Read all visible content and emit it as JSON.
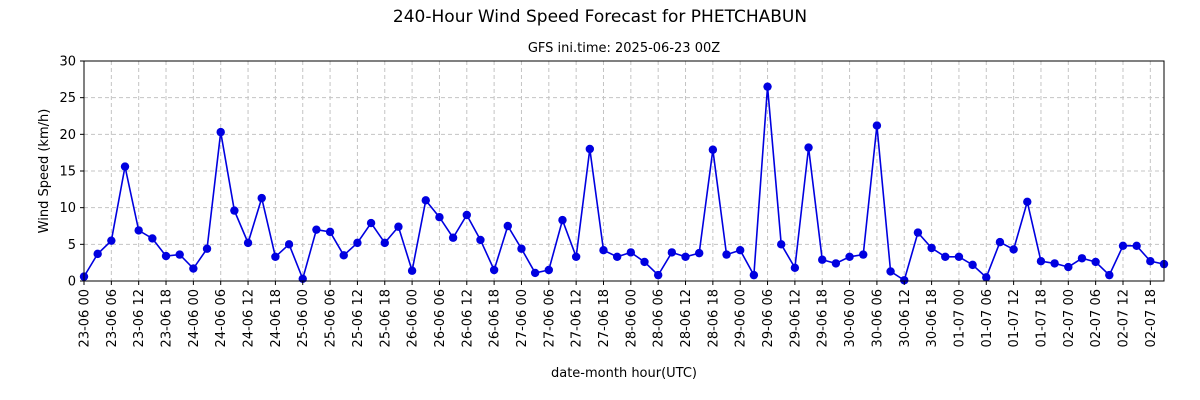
{
  "figure_title": "240-Hour Wind Speed Forecast for PHETCHABUN",
  "chart_data": {
    "type": "line",
    "title": "GFS ini.time: 2025-06-23 00Z",
    "xlabel": "date-month hour(UTC)",
    "ylabel": "Wind Speed (km/h)",
    "ylim": [
      0,
      30
    ],
    "yticks": [
      0,
      5,
      10,
      15,
      20,
      25,
      30
    ],
    "grid": true,
    "x_step_hours": 3,
    "x_tick_every": 2,
    "x_ticks": [
      "23-06 00",
      "23-06 06",
      "23-06 12",
      "23-06 18",
      "24-06 00",
      "24-06 06",
      "24-06 12",
      "24-06 18",
      "25-06 00",
      "25-06 06",
      "25-06 12",
      "25-06 18",
      "26-06 00",
      "26-06 06",
      "26-06 12",
      "26-06 18",
      "27-06 00",
      "27-06 06",
      "27-06 12",
      "27-06 18",
      "28-06 00",
      "28-06 06",
      "28-06 12",
      "28-06 18",
      "29-06 00",
      "29-06 06",
      "29-06 12",
      "29-06 18",
      "30-06 00",
      "30-06 06",
      "30-06 12",
      "30-06 18",
      "01-07 00",
      "01-07 06",
      "01-07 12",
      "01-07 18",
      "02-07 00",
      "02-07 06",
      "02-07 12",
      "02-07 18"
    ],
    "colors": {
      "line": "#0000e0",
      "marker": "#0000e0"
    },
    "series": [
      {
        "values": [
          0.6,
          3.7,
          5.5,
          15.6,
          6.9,
          5.8,
          3.4,
          3.6,
          1.7,
          4.4,
          20.3,
          9.6,
          5.2,
          11.3,
          3.3,
          5.0,
          0.3,
          7.0,
          6.7,
          3.5,
          5.2,
          7.9,
          5.2,
          7.4,
          1.4,
          11.0,
          8.7,
          5.9,
          9.0,
          5.6,
          1.5,
          7.5,
          4.4,
          1.1,
          1.5,
          8.3,
          3.3,
          18.0,
          4.2,
          3.3,
          3.9,
          2.6,
          0.8,
          3.9,
          3.3,
          3.8,
          17.9,
          3.6,
          4.2,
          0.8,
          26.5,
          5.0,
          1.8,
          18.2,
          2.9,
          2.4,
          3.3,
          3.6,
          21.2,
          1.3,
          0.1,
          6.6,
          4.5,
          3.3,
          3.3,
          2.2,
          0.5,
          5.3,
          4.3,
          10.8,
          2.7,
          2.4,
          1.9,
          3.1,
          2.6,
          0.8,
          4.8,
          4.8,
          2.7,
          2.3
        ]
      }
    ]
  }
}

### [What you have to do]
Pull out and copy each line containing the string "Wind".

### [Response for this exercise]
  "figure_title": "240-Hour Wind Speed Forecast for PHETCHABUN",
    "ylabel": "Wind Speed (km/h)",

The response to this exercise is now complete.